::: Input rows :::
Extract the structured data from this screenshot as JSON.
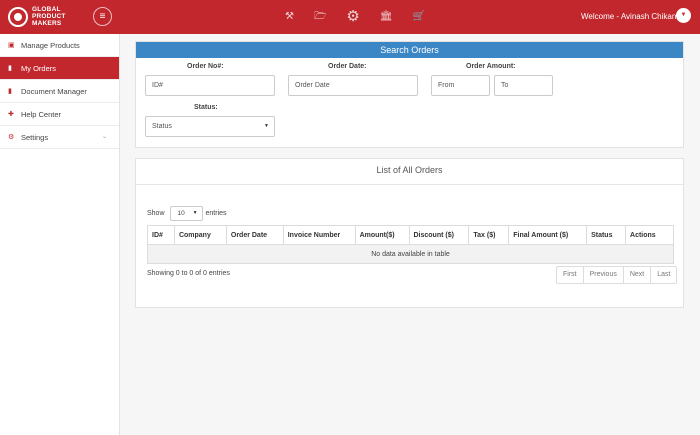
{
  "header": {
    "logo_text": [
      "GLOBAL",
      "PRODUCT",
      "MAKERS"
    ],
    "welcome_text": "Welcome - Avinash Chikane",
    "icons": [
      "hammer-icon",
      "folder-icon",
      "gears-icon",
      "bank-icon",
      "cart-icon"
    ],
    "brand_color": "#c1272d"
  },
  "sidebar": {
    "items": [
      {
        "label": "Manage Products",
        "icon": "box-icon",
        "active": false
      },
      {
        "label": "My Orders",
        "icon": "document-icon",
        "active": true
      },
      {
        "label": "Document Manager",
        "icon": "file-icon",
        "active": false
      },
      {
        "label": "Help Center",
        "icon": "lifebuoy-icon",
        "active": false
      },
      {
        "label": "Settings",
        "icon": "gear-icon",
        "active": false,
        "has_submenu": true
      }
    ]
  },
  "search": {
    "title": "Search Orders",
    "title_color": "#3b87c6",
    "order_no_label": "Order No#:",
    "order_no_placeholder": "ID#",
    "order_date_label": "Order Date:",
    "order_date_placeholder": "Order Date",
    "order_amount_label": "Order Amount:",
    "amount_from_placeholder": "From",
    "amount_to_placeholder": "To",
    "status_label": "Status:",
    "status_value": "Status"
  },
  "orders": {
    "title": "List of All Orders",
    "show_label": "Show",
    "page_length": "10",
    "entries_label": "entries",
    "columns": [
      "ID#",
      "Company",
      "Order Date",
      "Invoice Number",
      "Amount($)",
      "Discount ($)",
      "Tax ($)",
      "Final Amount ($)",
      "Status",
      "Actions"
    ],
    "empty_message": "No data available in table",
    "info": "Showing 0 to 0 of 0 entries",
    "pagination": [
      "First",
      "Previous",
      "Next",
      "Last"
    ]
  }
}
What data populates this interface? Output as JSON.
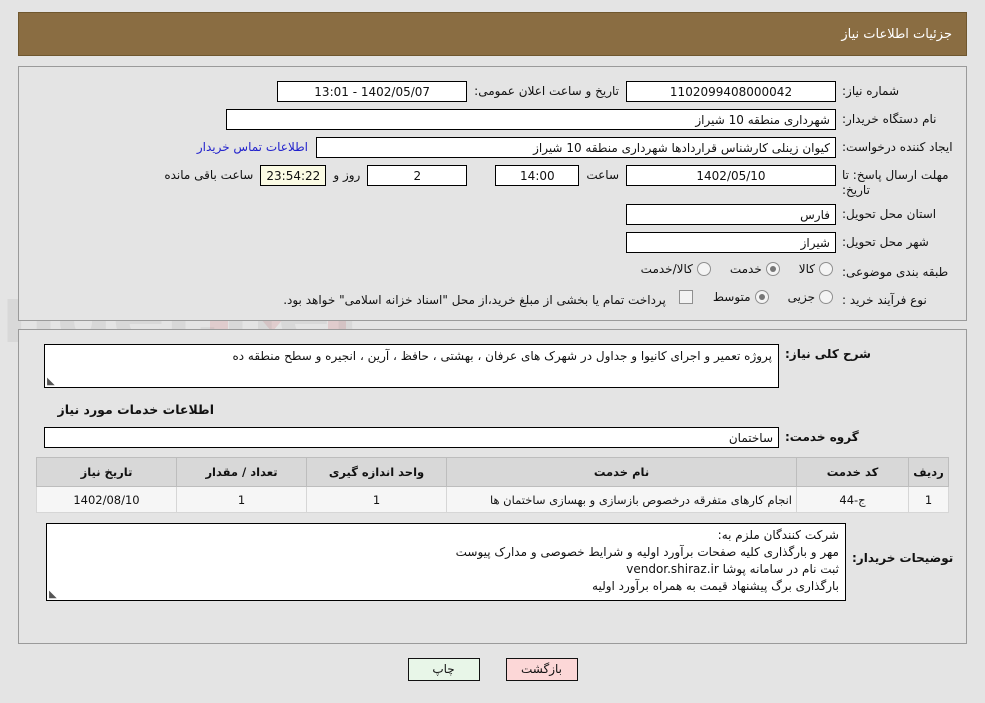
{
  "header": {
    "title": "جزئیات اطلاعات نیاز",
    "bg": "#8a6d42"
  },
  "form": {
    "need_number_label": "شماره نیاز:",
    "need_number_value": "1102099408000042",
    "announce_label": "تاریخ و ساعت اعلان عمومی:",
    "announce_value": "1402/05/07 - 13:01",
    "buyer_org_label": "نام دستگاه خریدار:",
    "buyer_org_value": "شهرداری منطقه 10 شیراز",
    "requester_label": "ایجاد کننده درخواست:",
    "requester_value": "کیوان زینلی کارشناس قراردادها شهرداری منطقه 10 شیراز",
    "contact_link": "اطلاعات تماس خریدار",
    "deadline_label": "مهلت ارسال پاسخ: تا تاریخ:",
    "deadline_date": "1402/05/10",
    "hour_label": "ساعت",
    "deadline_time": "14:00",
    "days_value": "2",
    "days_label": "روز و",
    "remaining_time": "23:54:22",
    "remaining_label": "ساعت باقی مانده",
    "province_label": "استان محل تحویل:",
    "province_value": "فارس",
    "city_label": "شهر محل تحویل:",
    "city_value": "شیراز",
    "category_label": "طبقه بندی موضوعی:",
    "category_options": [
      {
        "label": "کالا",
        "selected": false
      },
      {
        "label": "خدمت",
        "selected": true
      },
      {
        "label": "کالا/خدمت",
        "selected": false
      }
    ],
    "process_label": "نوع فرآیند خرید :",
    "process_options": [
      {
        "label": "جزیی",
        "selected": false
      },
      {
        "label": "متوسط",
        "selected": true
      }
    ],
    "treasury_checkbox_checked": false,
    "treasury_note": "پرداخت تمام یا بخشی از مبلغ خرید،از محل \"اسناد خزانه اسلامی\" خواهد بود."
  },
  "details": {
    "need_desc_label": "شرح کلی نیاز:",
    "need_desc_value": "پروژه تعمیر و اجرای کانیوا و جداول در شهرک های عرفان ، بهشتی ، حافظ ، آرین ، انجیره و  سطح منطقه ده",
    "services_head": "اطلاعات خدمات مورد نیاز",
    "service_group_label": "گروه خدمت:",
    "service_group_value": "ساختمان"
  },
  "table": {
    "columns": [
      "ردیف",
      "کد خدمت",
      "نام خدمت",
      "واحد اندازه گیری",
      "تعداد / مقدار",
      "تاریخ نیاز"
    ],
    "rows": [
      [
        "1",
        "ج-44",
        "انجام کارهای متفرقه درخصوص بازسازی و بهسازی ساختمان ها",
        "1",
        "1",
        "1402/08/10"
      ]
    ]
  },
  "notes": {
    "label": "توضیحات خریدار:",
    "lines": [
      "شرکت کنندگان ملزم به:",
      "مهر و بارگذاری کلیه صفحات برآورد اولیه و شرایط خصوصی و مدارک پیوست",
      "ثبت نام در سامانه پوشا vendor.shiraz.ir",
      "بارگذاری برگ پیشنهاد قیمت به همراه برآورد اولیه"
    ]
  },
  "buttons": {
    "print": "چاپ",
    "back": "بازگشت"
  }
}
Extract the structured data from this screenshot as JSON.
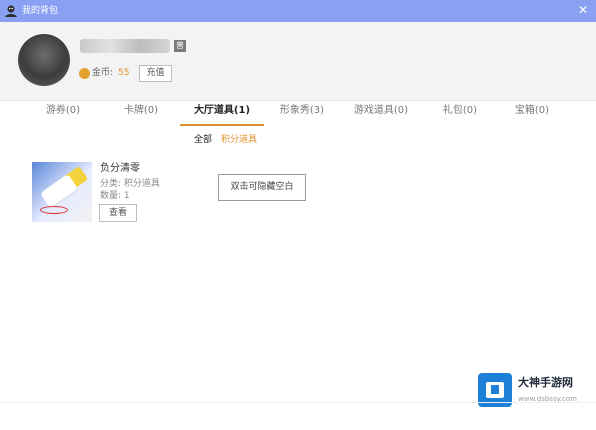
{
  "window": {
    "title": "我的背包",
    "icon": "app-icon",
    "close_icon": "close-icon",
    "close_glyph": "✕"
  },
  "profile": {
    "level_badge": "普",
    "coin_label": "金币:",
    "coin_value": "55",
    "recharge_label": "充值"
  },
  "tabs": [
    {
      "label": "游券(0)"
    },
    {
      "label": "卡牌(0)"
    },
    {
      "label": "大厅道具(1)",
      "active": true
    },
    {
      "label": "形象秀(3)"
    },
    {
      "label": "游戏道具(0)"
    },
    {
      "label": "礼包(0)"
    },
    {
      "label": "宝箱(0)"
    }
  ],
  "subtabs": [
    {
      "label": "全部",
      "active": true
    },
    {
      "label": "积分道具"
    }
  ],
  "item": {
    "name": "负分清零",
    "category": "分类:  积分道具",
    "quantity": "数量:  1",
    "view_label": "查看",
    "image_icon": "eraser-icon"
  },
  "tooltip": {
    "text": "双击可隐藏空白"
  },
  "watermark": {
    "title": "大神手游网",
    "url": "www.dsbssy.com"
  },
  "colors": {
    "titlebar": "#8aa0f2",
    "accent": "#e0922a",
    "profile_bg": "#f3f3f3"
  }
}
:::
▸ Your task
Reproduce each line exactly as it appears, omitting the pictures.

▸ Exercise response
Extract the structured data from this screenshot as JSON.
{
  "header": {
    "logo_text": [
      "GLOBAL",
      "PRODUCT",
      "MAKERS"
    ],
    "welcome_text": "Welcome - Avinash Chikane",
    "icons": [
      "hammer-icon",
      "folder-icon",
      "gears-icon",
      "bank-icon",
      "cart-icon"
    ],
    "brand_color": "#c1272d"
  },
  "sidebar": {
    "items": [
      {
        "label": "Manage Products",
        "icon": "box-icon",
        "active": false
      },
      {
        "label": "My Orders",
        "icon": "document-icon",
        "active": true
      },
      {
        "label": "Document Manager",
        "icon": "file-icon",
        "active": false
      },
      {
        "label": "Help Center",
        "icon": "lifebuoy-icon",
        "active": false
      },
      {
        "label": "Settings",
        "icon": "gear-icon",
        "active": false,
        "has_submenu": true
      }
    ]
  },
  "search": {
    "title": "Search Orders",
    "title_color": "#3b87c6",
    "order_no_label": "Order No#:",
    "order_no_placeholder": "ID#",
    "order_date_label": "Order Date:",
    "order_date_placeholder": "Order Date",
    "order_amount_label": "Order Amount:",
    "amount_from_placeholder": "From",
    "amount_to_placeholder": "To",
    "status_label": "Status:",
    "status_value": "Status"
  },
  "orders": {
    "title": "List of All Orders",
    "show_label": "Show",
    "page_length": "10",
    "entries_label": "entries",
    "columns": [
      "ID#",
      "Company",
      "Order Date",
      "Invoice Number",
      "Amount($)",
      "Discount ($)",
      "Tax ($)",
      "Final Amount ($)",
      "Status",
      "Actions"
    ],
    "empty_message": "No data available in table",
    "info": "Showing 0 to 0 of 0 entries",
    "pagination": [
      "First",
      "Previous",
      "Next",
      "Last"
    ]
  }
}
What data populates this interface? Output as JSON.
{
  "header": {
    "title": "جزئیات اطلاعات نیاز",
    "bg": "#8a6d42"
  },
  "form": {
    "need_number_label": "شماره نیاز:",
    "need_number_value": "1102099408000042",
    "announce_label": "تاریخ و ساعت اعلان عمومی:",
    "announce_value": "1402/05/07 - 13:01",
    "buyer_org_label": "نام دستگاه خریدار:",
    "buyer_org_value": "شهرداری منطقه 10 شیراز",
    "requester_label": "ایجاد کننده درخواست:",
    "requester_value": "کیوان زینلی کارشناس قراردادها شهرداری منطقه 10 شیراز",
    "contact_link": "اطلاعات تماس خریدار",
    "deadline_label": "مهلت ارسال پاسخ: تا تاریخ:",
    "deadline_date": "1402/05/10",
    "hour_label": "ساعت",
    "deadline_time": "14:00",
    "days_value": "2",
    "days_label": "روز و",
    "remaining_time": "23:54:22",
    "remaining_label": "ساعت باقی مانده",
    "province_label": "استان محل تحویل:",
    "province_value": "فارس",
    "city_label": "شهر محل تحویل:",
    "city_value": "شیراز",
    "category_label": "طبقه بندی موضوعی:",
    "category_options": [
      {
        "label": "کالا",
        "selected": false
      },
      {
        "label": "خدمت",
        "selected": true
      },
      {
        "label": "کالا/خدمت",
        "selected": false
      }
    ],
    "process_label": "نوع فرآیند خرید :",
    "process_options": [
      {
        "label": "جزیی",
        "selected": false
      },
      {
        "label": "متوسط",
        "selected": true
      }
    ],
    "treasury_checkbox_checked": false,
    "treasury_note": "پرداخت تمام یا بخشی از مبلغ خرید،از محل \"اسناد خزانه اسلامی\" خواهد بود."
  },
  "details": {
    "need_desc_label": "شرح کلی نیاز:",
    "need_desc_value": "پروژه تعمیر و اجرای کانیوا و جداول در شهرک های عرفان ، بهشتی ، حافظ ، آرین ، انجیره و  سطح منطقه ده",
    "services_head": "اطلاعات خدمات مورد نیاز",
    "service_group_label": "گروه خدمت:",
    "service_group_value": "ساختمان"
  },
  "table": {
    "columns": [
      "ردیف",
      "کد خدمت",
      "نام خدمت",
      "واحد اندازه گیری",
      "تعداد / مقدار",
      "تاریخ نیاز"
    ],
    "rows": [
      [
        "1",
        "ج-44",
        "انجام کارهای متفرقه درخصوص بازسازی و بهسازی ساختمان ها",
        "1",
        "1",
        "1402/08/10"
      ]
    ]
  },
  "notes": {
    "label": "توضیحات خریدار:",
    "lines": [
      "شرکت کنندگان ملزم به:",
      "مهر و بارگذاری کلیه صفحات برآورد اولیه و شرایط خصوصی و مدارک پیوست",
      "ثبت نام در سامانه پوشا vendor.shiraz.ir",
      "بارگذاری برگ پیشنهاد قیمت به همراه برآورد اولیه"
    ]
  },
  "buttons": {
    "print": "چاپ",
    "back": "بازگشت"
  }
}
Extract the structured data from this screenshot as JSON.
{
  "window": {
    "title": "我的背包",
    "icon": "app-icon",
    "close_icon": "close-icon",
    "close_glyph": "✕"
  },
  "profile": {
    "level_badge": "普",
    "coin_label": "金币:",
    "coin_value": "55",
    "recharge_label": "充值"
  },
  "tabs": [
    {
      "label": "游券(0)"
    },
    {
      "label": "卡牌(0)"
    },
    {
      "label": "大厅道具(1)",
      "active": true
    },
    {
      "label": "形象秀(3)"
    },
    {
      "label": "游戏道具(0)"
    },
    {
      "label": "礼包(0)"
    },
    {
      "label": "宝箱(0)"
    }
  ],
  "subtabs": [
    {
      "label": "全部",
      "active": true
    },
    {
      "label": "积分道具"
    }
  ],
  "item": {
    "name": "负分清零",
    "category": "分类:  积分道具",
    "quantity": "数量:  1",
    "view_label": "查看",
    "image_icon": "eraser-icon"
  },
  "tooltip": {
    "text": "双击可隐藏空白"
  },
  "watermark": {
    "title": "大神手游网",
    "url": "www.dsbssy.com"
  },
  "colors": {
    "titlebar": "#8aa0f2",
    "accent": "#e0922a",
    "profile_bg": "#f3f3f3"
  }
}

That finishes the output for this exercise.